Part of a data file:
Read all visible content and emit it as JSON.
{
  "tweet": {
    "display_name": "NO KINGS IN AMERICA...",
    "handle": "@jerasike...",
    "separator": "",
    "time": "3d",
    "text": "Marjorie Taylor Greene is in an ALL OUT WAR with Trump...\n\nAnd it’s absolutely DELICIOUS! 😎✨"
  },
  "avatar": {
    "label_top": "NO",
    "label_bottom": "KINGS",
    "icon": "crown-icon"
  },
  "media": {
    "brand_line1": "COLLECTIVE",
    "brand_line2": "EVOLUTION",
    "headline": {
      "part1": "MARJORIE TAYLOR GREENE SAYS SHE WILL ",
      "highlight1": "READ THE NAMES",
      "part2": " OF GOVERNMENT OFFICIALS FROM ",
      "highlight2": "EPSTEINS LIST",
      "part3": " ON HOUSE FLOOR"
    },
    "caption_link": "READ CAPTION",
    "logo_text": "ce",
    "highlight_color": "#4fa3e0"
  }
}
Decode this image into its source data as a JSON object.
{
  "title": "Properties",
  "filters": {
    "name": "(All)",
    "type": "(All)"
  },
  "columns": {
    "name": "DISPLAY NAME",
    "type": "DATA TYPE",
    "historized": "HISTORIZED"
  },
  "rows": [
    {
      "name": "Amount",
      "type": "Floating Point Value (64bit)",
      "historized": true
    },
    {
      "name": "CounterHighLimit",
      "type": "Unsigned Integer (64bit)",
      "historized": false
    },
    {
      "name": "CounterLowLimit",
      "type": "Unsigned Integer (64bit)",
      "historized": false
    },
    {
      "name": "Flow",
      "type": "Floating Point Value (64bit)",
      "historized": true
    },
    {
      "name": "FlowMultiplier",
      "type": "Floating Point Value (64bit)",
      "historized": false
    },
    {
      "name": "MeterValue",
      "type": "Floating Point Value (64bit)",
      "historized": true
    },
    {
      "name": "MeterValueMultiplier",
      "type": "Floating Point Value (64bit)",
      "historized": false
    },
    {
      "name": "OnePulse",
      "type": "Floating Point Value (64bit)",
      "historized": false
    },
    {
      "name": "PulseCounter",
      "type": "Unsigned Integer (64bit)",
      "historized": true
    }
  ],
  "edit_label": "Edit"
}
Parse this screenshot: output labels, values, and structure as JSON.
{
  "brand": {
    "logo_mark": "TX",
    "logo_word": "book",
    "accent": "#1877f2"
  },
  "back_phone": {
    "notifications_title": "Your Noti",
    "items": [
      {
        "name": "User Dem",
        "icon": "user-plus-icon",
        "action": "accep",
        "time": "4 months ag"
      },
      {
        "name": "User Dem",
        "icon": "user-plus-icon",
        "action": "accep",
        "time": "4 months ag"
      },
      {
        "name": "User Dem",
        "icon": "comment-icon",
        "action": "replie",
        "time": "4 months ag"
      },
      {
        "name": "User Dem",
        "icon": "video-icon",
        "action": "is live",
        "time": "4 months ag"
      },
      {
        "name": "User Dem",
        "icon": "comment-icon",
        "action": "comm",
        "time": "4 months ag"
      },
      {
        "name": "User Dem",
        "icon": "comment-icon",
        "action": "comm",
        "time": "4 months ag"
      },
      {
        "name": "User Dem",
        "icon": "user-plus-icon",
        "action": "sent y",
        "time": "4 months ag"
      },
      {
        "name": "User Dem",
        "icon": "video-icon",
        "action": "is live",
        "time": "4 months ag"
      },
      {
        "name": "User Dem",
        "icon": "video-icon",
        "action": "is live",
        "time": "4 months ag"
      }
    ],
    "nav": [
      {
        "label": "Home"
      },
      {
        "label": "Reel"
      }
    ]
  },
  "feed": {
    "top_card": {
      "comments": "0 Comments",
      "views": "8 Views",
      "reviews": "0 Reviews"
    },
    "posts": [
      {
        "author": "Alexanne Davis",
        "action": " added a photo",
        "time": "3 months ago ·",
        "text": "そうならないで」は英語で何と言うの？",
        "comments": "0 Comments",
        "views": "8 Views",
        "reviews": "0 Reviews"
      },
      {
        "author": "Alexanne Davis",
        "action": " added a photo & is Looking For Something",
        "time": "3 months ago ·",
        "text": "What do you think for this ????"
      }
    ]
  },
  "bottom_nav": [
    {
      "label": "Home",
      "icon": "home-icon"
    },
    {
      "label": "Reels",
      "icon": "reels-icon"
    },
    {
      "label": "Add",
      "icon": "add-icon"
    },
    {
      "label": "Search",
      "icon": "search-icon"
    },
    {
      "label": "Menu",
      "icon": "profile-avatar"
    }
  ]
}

WHAT IS NEEDED: Looking at the data above, show all lines where the word "this" occurs.

EXERCISE RESPONSE:
Decode this image into its source data as a JSON object.
Parse this screenshot: output labels, values, and structure as JSON.
        "text": "What do you think for this ????"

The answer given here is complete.